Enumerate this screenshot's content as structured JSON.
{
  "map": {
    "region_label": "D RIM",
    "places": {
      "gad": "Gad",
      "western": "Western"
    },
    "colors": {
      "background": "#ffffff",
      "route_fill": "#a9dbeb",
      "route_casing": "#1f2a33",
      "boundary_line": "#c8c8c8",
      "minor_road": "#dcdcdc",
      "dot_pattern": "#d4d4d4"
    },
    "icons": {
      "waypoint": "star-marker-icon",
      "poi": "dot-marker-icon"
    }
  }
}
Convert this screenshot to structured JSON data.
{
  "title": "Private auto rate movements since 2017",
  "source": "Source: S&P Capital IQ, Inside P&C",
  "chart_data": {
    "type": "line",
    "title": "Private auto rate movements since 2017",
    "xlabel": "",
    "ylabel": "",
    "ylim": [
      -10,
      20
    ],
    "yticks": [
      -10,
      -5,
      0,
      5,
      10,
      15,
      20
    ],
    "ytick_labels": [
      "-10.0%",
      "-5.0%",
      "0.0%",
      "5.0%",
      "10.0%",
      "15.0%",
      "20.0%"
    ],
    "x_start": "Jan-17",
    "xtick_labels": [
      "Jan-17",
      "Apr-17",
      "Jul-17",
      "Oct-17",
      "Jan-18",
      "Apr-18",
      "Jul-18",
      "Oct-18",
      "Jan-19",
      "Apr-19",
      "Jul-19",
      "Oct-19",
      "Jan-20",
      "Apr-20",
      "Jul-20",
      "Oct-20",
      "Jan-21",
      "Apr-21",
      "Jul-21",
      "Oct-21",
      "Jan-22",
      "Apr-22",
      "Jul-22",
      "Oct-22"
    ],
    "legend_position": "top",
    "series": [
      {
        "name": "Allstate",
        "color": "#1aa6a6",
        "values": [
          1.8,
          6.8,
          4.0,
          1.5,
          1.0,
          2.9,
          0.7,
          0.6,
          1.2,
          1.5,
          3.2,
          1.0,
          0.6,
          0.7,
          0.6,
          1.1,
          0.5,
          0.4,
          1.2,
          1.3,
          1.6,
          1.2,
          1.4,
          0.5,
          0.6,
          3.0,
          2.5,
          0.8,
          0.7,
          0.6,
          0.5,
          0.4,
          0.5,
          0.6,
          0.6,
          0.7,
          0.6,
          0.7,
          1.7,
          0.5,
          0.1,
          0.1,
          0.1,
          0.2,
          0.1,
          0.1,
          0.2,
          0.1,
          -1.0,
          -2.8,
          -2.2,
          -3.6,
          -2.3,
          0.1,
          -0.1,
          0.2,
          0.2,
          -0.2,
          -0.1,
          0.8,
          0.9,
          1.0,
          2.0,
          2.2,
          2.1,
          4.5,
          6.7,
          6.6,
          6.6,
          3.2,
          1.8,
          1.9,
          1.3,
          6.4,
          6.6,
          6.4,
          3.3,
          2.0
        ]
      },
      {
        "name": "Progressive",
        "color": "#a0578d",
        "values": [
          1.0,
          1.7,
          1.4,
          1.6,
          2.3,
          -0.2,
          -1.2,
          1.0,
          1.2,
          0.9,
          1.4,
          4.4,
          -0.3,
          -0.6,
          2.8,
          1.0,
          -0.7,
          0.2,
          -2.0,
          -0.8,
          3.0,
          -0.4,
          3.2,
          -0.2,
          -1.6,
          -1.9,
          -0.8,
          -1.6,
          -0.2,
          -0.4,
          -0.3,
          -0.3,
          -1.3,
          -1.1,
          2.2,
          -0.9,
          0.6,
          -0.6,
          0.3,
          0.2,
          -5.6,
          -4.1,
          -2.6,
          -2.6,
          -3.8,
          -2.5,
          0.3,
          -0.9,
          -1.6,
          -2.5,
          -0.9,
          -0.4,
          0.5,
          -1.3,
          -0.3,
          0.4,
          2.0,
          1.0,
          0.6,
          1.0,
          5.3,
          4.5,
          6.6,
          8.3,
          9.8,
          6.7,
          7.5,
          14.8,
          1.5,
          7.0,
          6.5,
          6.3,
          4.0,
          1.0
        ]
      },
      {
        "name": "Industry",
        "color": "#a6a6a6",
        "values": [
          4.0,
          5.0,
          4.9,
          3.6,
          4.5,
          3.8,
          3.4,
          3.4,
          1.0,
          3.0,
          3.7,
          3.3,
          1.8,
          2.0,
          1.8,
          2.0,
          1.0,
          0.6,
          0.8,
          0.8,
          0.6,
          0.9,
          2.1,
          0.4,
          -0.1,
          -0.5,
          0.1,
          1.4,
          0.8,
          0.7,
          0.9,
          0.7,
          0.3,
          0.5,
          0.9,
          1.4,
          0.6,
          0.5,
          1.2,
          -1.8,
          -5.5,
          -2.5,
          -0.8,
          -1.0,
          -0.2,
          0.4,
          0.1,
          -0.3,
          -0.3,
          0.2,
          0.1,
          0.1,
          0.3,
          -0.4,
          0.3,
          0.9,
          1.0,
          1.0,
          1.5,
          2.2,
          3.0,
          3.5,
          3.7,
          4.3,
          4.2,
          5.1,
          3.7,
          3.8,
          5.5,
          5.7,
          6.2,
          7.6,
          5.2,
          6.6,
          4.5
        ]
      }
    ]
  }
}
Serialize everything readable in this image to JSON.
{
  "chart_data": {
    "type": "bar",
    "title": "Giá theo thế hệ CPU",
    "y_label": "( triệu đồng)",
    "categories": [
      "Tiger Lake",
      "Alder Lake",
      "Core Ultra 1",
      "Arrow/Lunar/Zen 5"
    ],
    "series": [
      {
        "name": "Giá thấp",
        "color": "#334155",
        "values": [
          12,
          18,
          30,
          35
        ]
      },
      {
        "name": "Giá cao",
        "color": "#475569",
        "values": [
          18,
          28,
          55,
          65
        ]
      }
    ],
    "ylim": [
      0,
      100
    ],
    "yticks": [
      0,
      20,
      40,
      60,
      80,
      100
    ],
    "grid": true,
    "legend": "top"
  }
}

— Aim of the exercise —
Where a line holds "name", copy it out.

— Answer for the task —
        "name": "Allstate",
        "name": "Progressive",
        "name": "Industry",
        "name": "Giá thấp",
        "name": "Giá cao",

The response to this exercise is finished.